(Coordinate annotation records)

# # # # # # #

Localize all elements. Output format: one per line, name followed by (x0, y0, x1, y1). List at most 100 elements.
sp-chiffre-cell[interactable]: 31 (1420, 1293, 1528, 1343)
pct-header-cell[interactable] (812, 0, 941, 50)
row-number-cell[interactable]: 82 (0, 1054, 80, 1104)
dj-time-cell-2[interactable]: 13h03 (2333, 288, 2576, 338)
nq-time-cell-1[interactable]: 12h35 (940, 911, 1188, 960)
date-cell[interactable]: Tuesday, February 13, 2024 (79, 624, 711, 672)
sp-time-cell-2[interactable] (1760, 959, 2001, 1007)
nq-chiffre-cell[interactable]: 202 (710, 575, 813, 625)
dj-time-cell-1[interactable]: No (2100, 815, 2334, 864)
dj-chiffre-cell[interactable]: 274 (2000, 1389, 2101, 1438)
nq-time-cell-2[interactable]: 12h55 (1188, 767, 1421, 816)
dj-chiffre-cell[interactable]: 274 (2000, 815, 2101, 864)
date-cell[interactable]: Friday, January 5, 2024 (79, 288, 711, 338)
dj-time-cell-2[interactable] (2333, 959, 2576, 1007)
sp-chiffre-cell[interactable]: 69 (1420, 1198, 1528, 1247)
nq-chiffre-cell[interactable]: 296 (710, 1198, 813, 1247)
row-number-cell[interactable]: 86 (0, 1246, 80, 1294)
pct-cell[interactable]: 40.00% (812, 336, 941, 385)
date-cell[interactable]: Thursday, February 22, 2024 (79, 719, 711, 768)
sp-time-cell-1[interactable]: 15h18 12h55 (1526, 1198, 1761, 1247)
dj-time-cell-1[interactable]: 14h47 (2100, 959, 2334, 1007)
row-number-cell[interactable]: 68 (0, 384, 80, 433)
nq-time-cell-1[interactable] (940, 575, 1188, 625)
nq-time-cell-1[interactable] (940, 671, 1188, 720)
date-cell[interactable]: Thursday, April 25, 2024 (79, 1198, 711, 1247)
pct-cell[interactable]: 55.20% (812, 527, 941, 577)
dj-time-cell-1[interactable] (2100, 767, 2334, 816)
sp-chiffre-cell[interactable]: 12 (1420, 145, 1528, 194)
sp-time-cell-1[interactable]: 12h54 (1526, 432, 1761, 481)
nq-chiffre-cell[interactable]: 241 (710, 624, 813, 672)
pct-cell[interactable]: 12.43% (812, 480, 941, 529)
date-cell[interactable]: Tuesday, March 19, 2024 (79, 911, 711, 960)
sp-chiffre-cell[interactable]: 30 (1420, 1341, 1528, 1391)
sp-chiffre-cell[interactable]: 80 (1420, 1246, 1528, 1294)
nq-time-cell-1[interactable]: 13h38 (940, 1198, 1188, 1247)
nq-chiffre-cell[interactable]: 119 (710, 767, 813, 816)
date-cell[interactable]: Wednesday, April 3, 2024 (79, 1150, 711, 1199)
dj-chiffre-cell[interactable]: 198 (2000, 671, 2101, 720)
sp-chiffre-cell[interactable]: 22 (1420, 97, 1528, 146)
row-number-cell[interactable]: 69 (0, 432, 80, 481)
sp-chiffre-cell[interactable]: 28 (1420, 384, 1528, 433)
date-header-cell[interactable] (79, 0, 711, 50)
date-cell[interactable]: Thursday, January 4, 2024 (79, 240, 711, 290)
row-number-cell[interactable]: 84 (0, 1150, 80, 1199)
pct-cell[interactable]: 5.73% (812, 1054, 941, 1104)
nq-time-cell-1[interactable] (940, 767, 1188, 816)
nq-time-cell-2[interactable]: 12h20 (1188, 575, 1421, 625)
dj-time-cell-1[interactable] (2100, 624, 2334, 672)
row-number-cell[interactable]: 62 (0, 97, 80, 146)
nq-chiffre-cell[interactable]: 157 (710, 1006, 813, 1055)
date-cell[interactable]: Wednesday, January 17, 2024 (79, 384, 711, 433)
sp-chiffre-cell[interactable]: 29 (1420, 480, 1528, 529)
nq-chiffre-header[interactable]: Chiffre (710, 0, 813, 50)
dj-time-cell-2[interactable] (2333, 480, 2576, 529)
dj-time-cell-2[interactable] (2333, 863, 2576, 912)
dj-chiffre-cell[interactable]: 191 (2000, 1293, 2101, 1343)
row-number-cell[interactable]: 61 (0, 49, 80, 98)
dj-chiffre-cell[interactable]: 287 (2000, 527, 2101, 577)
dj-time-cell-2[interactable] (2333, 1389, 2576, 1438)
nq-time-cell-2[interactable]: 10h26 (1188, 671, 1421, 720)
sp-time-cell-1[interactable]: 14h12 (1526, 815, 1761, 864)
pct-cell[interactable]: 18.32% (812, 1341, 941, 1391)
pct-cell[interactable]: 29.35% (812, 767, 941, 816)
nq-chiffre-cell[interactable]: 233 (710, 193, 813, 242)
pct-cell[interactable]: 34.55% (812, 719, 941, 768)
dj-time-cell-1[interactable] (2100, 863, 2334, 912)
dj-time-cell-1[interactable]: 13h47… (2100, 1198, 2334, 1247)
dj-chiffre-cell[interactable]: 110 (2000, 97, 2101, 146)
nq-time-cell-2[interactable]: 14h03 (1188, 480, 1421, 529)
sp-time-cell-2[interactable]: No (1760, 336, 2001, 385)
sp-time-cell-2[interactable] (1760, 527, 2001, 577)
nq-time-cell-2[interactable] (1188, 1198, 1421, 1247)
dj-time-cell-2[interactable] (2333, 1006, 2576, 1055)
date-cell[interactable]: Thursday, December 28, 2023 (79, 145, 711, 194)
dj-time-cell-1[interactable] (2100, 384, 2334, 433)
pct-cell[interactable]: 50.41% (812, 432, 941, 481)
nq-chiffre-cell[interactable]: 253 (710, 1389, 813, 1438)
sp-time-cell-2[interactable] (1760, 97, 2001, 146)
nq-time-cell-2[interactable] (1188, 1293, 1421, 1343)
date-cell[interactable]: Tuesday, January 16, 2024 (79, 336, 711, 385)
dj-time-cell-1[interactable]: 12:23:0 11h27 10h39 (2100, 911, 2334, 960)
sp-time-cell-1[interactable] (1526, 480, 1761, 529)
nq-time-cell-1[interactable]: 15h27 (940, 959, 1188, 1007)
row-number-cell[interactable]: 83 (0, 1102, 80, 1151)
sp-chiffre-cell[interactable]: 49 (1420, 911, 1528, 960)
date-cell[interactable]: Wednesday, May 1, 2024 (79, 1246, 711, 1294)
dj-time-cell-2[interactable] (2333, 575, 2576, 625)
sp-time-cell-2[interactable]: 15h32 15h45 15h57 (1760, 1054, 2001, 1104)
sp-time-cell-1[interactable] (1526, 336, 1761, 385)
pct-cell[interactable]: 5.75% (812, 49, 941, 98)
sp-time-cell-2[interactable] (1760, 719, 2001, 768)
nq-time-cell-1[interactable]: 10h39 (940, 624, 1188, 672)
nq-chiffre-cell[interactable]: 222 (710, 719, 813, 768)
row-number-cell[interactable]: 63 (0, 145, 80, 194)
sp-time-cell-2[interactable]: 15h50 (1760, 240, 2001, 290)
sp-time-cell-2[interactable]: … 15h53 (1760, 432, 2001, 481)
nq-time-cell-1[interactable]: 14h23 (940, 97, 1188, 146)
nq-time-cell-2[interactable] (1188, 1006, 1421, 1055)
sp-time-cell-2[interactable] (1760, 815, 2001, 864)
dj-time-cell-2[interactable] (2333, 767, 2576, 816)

# # # # # # #

:: WHAT YOU NEED TO DO ::
Copy verbatim the lines running from the start of the entries through the line containing "dj-time-cell-2[interactable] (2333, 959, 2576, 1007)", with that final line included.

:: TASK OUTPUT ::
Localize all elements. Output format: one per line, name followed by (x0, y0, x1, y1). List at most 100 elements.
sp-chiffre-cell[interactable]: 31 (1420, 1293, 1528, 1343)
pct-header-cell[interactable] (812, 0, 941, 50)
row-number-cell[interactable]: 82 (0, 1054, 80, 1104)
dj-time-cell-2[interactable]: 13h03 (2333, 288, 2576, 338)
nq-time-cell-1[interactable]: 12h35 (940, 911, 1188, 960)
date-cell[interactable]: Tuesday, February 13, 2024 (79, 624, 711, 672)
sp-time-cell-2[interactable] (1760, 959, 2001, 1007)
nq-chiffre-cell[interactable]: 202 (710, 575, 813, 625)
dj-time-cell-1[interactable]: No (2100, 815, 2334, 864)
dj-chiffre-cell[interactable]: 274 (2000, 1389, 2101, 1438)
nq-time-cell-2[interactable]: 12h55 (1188, 767, 1421, 816)
dj-chiffre-cell[interactable]: 274 (2000, 815, 2101, 864)
date-cell[interactable]: Friday, January 5, 2024 (79, 288, 711, 338)
dj-time-cell-2[interactable] (2333, 959, 2576, 1007)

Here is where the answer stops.